**STATED TASK**
Copy every line of the following data that includes the string "Radio".

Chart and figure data

========================

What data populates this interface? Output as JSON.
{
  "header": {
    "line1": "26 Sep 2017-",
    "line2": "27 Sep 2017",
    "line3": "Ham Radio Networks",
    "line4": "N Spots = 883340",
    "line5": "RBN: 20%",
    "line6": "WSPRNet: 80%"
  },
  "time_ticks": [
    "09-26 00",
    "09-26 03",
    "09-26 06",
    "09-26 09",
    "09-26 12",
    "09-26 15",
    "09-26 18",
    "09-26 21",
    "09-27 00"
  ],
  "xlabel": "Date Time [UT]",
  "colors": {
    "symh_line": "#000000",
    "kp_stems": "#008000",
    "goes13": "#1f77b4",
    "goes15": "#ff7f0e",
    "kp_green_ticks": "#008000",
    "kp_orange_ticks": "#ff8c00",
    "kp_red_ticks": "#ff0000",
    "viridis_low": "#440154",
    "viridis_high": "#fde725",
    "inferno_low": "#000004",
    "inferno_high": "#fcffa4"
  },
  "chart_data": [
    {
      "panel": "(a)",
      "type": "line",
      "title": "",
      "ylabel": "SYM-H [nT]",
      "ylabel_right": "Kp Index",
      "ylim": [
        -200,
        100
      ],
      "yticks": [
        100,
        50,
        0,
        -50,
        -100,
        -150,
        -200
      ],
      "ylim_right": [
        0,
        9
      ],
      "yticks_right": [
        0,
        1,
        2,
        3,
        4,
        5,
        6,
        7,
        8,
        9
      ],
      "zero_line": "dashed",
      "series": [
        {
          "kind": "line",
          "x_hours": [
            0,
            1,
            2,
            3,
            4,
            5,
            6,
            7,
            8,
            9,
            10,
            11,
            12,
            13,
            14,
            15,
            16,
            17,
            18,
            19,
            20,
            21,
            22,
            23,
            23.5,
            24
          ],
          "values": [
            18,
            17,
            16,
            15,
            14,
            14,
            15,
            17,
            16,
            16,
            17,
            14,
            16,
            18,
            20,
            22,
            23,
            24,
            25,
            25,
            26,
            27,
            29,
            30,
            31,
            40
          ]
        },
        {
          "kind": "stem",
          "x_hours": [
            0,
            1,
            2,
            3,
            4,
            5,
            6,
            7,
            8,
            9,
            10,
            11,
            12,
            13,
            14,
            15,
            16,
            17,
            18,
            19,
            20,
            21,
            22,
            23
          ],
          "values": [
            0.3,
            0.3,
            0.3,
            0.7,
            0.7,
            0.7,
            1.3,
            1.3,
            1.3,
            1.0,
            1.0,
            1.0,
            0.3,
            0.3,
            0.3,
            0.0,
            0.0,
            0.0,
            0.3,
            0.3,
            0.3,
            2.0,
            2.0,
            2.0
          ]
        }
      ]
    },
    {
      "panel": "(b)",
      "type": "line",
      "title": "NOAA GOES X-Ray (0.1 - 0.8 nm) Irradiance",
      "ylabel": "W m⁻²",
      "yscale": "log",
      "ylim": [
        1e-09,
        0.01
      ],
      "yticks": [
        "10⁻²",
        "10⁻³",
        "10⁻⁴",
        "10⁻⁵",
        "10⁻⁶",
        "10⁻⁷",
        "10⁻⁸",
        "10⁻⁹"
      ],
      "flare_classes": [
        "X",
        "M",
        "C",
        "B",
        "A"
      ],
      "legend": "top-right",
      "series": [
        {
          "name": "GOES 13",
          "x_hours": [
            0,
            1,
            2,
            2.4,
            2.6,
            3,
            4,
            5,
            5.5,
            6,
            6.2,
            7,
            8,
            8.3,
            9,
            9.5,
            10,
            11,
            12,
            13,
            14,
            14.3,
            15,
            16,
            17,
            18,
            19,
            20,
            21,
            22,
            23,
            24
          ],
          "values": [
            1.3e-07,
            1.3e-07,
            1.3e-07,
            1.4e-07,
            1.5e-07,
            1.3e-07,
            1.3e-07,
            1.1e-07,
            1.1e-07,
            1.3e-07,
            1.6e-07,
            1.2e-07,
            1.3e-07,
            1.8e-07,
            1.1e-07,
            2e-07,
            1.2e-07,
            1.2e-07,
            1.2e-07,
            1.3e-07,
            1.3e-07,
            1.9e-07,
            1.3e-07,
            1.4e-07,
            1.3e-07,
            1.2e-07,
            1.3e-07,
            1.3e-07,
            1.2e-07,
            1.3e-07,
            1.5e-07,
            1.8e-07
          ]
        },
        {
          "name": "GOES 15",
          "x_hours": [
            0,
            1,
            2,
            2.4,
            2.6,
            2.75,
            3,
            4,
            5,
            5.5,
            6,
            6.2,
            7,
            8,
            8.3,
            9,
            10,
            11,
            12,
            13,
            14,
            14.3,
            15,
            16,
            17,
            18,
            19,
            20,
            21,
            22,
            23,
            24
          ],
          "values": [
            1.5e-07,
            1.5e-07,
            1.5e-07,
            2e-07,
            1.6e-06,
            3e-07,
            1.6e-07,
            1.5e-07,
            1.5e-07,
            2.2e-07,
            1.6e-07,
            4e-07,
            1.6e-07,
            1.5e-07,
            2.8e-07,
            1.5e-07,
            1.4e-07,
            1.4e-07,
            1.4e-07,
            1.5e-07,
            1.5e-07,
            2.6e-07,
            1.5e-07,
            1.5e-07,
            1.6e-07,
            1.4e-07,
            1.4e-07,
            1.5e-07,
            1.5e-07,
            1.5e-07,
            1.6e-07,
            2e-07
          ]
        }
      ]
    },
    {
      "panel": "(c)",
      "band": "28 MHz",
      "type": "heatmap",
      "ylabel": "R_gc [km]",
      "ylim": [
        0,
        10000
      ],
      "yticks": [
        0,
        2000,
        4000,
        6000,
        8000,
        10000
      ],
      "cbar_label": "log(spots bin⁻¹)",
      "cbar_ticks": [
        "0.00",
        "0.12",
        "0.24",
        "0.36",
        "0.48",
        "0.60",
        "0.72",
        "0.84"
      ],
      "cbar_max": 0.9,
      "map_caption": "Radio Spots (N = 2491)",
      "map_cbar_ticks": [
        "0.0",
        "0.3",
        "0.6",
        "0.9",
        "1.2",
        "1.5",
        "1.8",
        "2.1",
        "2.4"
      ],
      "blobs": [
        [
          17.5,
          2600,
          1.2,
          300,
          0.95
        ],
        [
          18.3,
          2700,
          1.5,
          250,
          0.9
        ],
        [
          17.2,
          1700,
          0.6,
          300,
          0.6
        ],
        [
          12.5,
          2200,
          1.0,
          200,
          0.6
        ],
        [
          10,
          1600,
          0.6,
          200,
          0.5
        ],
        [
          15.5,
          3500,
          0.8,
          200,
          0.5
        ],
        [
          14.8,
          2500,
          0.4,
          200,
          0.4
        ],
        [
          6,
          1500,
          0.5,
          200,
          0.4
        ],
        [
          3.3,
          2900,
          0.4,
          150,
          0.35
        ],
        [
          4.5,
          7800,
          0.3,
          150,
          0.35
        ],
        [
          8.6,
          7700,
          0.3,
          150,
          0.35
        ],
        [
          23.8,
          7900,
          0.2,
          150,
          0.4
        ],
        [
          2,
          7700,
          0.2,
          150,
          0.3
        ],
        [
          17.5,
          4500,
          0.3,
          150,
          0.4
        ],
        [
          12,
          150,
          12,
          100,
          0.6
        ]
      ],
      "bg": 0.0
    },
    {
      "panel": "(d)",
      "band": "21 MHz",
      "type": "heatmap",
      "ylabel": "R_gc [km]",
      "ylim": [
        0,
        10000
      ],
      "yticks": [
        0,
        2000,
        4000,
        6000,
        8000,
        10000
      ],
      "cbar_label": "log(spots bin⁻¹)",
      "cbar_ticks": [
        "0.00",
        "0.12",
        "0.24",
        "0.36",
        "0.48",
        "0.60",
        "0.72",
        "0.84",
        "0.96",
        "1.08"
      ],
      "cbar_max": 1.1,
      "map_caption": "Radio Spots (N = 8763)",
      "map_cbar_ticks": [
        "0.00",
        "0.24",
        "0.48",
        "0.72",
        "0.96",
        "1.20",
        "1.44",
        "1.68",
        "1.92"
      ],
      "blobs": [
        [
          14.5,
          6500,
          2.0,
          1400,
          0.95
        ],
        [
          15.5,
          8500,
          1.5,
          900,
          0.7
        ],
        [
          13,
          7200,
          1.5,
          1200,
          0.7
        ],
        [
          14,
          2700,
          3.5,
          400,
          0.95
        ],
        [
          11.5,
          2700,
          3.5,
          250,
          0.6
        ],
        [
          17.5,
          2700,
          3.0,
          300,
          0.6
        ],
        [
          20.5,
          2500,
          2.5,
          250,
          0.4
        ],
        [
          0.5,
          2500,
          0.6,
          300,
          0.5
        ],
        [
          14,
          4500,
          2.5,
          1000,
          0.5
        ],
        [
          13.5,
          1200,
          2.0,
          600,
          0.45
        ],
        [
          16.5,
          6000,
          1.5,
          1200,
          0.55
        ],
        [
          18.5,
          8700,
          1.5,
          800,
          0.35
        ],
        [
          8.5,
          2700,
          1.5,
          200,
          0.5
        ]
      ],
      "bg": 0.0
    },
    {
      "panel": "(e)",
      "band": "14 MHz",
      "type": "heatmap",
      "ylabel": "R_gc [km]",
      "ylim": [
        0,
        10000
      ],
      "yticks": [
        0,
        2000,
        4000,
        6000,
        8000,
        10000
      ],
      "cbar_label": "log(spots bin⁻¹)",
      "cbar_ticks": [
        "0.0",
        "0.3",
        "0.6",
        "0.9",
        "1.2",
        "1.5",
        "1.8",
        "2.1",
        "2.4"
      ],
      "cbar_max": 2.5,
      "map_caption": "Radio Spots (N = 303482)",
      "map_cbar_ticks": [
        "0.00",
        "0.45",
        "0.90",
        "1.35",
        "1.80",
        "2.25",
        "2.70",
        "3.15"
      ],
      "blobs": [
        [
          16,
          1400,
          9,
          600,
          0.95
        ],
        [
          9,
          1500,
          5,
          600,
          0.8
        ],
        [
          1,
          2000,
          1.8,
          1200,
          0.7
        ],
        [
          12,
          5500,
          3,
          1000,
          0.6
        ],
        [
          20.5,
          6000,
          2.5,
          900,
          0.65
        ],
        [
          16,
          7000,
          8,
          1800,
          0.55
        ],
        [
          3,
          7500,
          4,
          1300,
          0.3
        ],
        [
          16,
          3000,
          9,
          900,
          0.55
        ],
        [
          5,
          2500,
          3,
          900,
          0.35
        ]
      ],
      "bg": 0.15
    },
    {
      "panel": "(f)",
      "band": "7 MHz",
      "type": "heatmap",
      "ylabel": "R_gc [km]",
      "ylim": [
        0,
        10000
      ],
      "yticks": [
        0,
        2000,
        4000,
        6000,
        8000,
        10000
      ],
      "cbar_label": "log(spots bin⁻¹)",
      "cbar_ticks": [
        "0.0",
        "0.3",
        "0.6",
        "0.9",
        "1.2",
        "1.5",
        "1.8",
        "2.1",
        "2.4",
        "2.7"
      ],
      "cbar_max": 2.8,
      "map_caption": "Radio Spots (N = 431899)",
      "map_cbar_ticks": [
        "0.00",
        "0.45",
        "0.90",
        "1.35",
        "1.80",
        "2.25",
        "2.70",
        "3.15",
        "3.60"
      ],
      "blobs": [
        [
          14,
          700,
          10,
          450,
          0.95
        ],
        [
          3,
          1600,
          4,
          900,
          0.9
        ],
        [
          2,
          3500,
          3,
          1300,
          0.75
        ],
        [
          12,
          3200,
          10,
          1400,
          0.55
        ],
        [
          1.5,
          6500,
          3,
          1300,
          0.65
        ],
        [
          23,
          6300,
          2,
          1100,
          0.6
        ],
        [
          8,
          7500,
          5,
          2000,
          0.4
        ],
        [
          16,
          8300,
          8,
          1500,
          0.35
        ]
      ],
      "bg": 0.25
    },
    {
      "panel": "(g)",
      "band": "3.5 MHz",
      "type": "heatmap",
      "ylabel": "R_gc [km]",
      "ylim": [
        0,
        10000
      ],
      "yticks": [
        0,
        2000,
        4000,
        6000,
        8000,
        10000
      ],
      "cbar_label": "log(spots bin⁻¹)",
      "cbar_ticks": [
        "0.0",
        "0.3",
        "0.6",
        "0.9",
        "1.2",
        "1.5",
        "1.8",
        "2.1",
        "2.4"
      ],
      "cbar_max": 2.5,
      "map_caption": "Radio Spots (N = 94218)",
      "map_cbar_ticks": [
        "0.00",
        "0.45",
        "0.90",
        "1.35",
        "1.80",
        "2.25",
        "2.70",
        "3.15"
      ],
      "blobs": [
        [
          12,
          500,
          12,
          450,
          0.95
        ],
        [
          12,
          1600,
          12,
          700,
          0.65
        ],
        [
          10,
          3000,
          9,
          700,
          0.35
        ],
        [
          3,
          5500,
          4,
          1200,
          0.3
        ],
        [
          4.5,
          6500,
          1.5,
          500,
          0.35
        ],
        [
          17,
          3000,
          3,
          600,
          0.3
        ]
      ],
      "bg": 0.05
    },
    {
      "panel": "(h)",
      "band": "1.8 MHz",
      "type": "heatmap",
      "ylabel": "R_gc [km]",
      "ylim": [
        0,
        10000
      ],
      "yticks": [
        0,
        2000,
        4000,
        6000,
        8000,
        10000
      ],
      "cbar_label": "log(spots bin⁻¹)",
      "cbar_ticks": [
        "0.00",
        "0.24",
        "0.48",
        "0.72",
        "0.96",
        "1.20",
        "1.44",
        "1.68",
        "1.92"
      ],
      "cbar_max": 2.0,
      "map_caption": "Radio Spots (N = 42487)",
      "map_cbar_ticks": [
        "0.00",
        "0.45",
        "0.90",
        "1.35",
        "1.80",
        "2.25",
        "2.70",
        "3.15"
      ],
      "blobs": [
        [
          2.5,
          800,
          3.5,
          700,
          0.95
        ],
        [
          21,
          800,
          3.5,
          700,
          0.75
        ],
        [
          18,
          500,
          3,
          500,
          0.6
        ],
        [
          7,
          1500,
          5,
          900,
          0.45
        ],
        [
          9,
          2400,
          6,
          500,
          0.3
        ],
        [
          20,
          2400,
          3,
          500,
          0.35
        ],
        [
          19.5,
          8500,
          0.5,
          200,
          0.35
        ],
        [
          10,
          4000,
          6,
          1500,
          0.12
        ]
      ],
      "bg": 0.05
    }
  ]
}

========================

**RESULT OF THE TASK**
    "line3": "Ham Radio Networks",
      "map_caption": "Radio Spots (N = 2491)",
      "map_caption": "Radio Spots (N = 8763)",
      "map_caption": "Radio Spots (N = 303482)",
      "map_caption": "Radio Spots (N = 431899)",
      "map_caption": "Radio Spots (N = 94218)",
      "map_caption": "Radio Spots (N = 42487)",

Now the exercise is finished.